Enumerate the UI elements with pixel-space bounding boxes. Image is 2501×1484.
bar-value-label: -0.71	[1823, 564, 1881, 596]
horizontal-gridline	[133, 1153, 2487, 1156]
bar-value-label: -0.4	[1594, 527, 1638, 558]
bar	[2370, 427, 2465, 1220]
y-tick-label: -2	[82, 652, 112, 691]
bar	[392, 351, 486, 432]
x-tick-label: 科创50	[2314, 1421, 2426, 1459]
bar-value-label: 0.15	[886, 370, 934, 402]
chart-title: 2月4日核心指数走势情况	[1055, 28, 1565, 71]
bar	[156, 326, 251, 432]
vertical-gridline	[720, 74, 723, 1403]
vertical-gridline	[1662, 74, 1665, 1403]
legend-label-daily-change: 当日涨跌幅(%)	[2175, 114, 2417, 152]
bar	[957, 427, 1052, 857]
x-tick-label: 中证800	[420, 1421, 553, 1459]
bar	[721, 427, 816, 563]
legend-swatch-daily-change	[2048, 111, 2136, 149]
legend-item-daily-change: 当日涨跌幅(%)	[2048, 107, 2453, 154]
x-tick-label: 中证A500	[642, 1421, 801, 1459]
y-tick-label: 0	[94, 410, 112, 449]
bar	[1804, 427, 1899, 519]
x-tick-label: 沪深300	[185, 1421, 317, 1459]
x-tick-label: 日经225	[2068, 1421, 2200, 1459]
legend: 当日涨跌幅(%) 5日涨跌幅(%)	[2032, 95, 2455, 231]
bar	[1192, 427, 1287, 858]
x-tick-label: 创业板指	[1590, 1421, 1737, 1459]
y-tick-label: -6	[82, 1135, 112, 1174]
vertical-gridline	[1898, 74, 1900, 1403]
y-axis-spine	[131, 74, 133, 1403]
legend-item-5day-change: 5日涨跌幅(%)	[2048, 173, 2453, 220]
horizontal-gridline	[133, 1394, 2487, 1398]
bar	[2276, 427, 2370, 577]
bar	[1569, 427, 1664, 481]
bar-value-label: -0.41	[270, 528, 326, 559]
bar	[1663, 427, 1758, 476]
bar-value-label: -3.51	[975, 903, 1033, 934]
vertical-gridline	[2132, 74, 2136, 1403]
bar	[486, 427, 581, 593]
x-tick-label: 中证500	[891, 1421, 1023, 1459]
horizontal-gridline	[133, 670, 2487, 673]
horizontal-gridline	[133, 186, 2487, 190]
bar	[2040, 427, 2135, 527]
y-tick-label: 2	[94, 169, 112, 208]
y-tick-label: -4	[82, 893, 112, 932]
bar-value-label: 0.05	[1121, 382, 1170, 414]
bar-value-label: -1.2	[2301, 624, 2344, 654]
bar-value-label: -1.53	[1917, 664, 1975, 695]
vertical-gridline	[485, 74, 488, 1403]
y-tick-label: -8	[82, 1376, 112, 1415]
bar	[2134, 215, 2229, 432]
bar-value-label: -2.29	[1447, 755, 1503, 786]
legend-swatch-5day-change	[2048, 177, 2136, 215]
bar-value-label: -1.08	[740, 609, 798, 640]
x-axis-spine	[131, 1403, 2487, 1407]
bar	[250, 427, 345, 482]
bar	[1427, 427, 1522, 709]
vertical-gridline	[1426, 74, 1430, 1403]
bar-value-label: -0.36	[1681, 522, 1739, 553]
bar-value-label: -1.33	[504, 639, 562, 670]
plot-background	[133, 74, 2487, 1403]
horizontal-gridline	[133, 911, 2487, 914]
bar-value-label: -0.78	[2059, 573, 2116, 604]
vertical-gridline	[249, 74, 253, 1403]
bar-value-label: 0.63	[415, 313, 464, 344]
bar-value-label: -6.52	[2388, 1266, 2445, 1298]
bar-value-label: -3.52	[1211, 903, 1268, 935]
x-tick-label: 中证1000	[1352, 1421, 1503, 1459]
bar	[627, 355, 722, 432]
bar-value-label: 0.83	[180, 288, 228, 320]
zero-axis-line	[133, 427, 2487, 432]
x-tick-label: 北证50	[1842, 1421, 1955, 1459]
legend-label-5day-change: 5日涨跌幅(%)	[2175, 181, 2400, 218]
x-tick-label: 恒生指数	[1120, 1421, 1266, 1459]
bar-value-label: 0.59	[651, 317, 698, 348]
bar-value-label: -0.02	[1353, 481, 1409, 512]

> Task directions: Convert the items above into a JSON array of strings, with each line as its own string and blank lines omitted.

> Final result:
[
  "Enumerate the UI elements with pixel-space bounding boxes. Image is 2501×1484.",
  "bar-value-label: -0.71\t[1823, 564, 1881, 596]",
  "horizontal-gridline\t[133, 1153, 2487, 1156]",
  "bar-value-label: -0.4\t[1594, 527, 1638, 558]",
  "bar\t[2370, 427, 2465, 1220]",
  "y-tick-label: -2\t[82, 652, 112, 691]",
  "bar\t[392, 351, 486, 432]",
  "x-tick-label: 科创50\t[2314, 1421, 2426, 1459]",
  "bar-value-label: 0.15\t[886, 370, 934, 402]",
  "chart-title: 2月4日核心指数走势情况\t[1055, 28, 1565, 71]",
  "bar\t[156, 326, 251, 432]",
  "vertical-gridline\t[720, 74, 723, 1403]",
  "vertical-gridline\t[1662, 74, 1665, 1403]",
  "legend-label-daily-change: 当日涨跌幅(%)\t[2175, 114, 2417, 152]",
  "bar\t[957, 427, 1052, 857]",
  "x-tick-label: 中证800\t[420, 1421, 553, 1459]",
  "bar\t[721, 427, 816, 563]",
  "legend-swatch-daily-change\t[2048, 111, 2136, 149]",
  "legend-item-daily-change: 当日涨跌幅(%)\t[2048, 107, 2453, 154]",
  "x-tick-label: 中证A500\t[642, 1421, 801, 1459]",
  "y-tick-label: 0\t[94, 410, 112, 449]",
  "bar\t[1804, 427, 1899, 519]",
  "x-tick-label: 沪深300\t[185, 1421, 317, 1459]",
  "x-tick-label: 日经225\t[2068, 1421, 2200, 1459]",
  "legend: 当日涨跌幅(%) 5日涨跌幅(%)\t[2032, 95, 2455, 231]",
  "bar\t[1192, 427, 1287, 858]",
  "x-tick-label: 创业板指\t[1590, 1421, 1737, 1459]",
  "y-tick-label: -6\t[82, 1135, 112, 1174]",
  "vertical-gridline\t[1898, 74, 1900, 1403]",
  "y-axis-spine\t[131, 74, 133, 1403]",
  "legend-item-5day-change: 5日涨跌幅(%)\t[2048, 173, 2453, 220]",
  "horizontal-gridline\t[133, 1394, 2487, 1398]",
  "bar\t[2276, 427, 2370, 577]",
  "bar\t[1569, 427, 1664, 481]",
  "bar-value-label: -0.41\t[270, 528, 326, 559]",
  "bar\t[1663, 427, 1758, 476]",
  "bar-value-label: -3.51\t[975, 903, 1033, 934]",
  "vertical-gridline\t[2132, 74, 2136, 1403]",
  "bar\t[486, 427, 581, 593]",
  "x-tick-label: 中证500\t[891, 1421, 1023, 1459]",
  "horizontal-gridline\t[133, 670, 2487, 673]",
  "horizontal-gridline\t[133, 186, 2487, 190]",
  "bar\t[2040, 427, 2135, 527]",
  "y-tick-label: 2\t[94, 169, 112, 208]",
  "y-tick-label: -4\t[82, 893, 112, 932]",
  "bar-value-label: 0.05\t[1121, 382, 1170, 414]",
  "bar-value-label: -1.2\t[2301, 624, 2344, 654]",
  "bar-value-label: -1.53\t[1917, 664, 1975, 695]",
  "vertical-gridline\t[485, 74, 488, 1403]",
  "y-tick-label: -8\t[82, 1376, 112, 1415]",
  "bar\t[2134, 215, 2229, 432]",
  "bar-value-label: -2.29\t[1447, 755, 1503, 786]",
  "legend-swatch-5day-change\t[2048, 177, 2136, 215]",
  "bar-value-label: -1.08\t[740, 609, 798, 640]",
  "x-axis-spine\t[131, 1403, 2487, 1407]",
  "bar\t[250, 427, 345, 482]",
  "bar\t[1427, 427, 1522, 709]",
  "vertical-gridline\t[1426, 74, 1430, 1403]",
  "bar-value-label: -0.36\t[1681, 522, 1739, 553]",
  "bar-value-label: -1.33\t[504, 639, 562, 670]",
  "plot-background\t[133, 74, 2487, 1403]",
  "horizontal-gridline\t[133, 911, 2487, 914]",
  "bar-value-label: -0.78\t[2059, 573, 2116, 604]",
  "vertical-gridline\t[249, 74, 253, 1403]",
  "bar-value-label: 0.63\t[415, 313, 464, 344]",
  "bar-value-label: -6.52\t[2388, 1266, 2445, 1298]",
  "bar-value-label: -3.52\t[1211, 903, 1268, 935]",
  "x-tick-label: 中证1000\t[1352, 1421, 1503, 1459]",
  "bar\t[627, 355, 722, 432]",
  "bar-value-label: 0.83\t[180, 288, 228, 320]",
  "zero-axis-line\t[133, 427, 2487, 432]",
  "x-tick-label: 北证50\t[1842, 1421, 1955, 1459]",
  "legend-label-5day-change: 5日涨跌幅(%)\t[2175, 181, 2400, 218]",
  "x-tick-label: 恒生指数\t[1120, 1421, 1266, 1459]",
  "bar-value-label: 0.59\t[651, 317, 698, 348]",
  "bar-value-label: -0.02\t[1353, 481, 1409, 512]"
]